TASK DETAILS
Look below. Copy each line that has "color" in it.

RECORDS SUPPLIED

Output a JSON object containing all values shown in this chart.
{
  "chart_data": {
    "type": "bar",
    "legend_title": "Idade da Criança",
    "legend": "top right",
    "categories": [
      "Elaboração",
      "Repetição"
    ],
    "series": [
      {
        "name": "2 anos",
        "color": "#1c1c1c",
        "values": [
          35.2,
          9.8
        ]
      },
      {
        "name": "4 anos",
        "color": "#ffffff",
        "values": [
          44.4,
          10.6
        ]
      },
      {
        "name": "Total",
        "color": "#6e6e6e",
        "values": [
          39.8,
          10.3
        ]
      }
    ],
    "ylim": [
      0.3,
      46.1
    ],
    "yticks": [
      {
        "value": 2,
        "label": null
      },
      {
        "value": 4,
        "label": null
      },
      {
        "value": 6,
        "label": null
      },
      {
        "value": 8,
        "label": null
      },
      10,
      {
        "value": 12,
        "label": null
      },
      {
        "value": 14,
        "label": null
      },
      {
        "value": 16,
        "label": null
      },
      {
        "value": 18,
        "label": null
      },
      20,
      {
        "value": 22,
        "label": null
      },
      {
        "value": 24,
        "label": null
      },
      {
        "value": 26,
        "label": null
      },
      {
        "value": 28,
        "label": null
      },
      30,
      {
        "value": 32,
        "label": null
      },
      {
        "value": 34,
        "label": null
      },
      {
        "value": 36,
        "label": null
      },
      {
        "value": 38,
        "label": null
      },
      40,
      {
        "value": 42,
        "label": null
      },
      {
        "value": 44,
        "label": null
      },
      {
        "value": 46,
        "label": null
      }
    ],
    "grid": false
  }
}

IN RESPONSE
        "color": "#1c1c1c",
        "color": "#ffffff",
        "color": "#6e6e6e",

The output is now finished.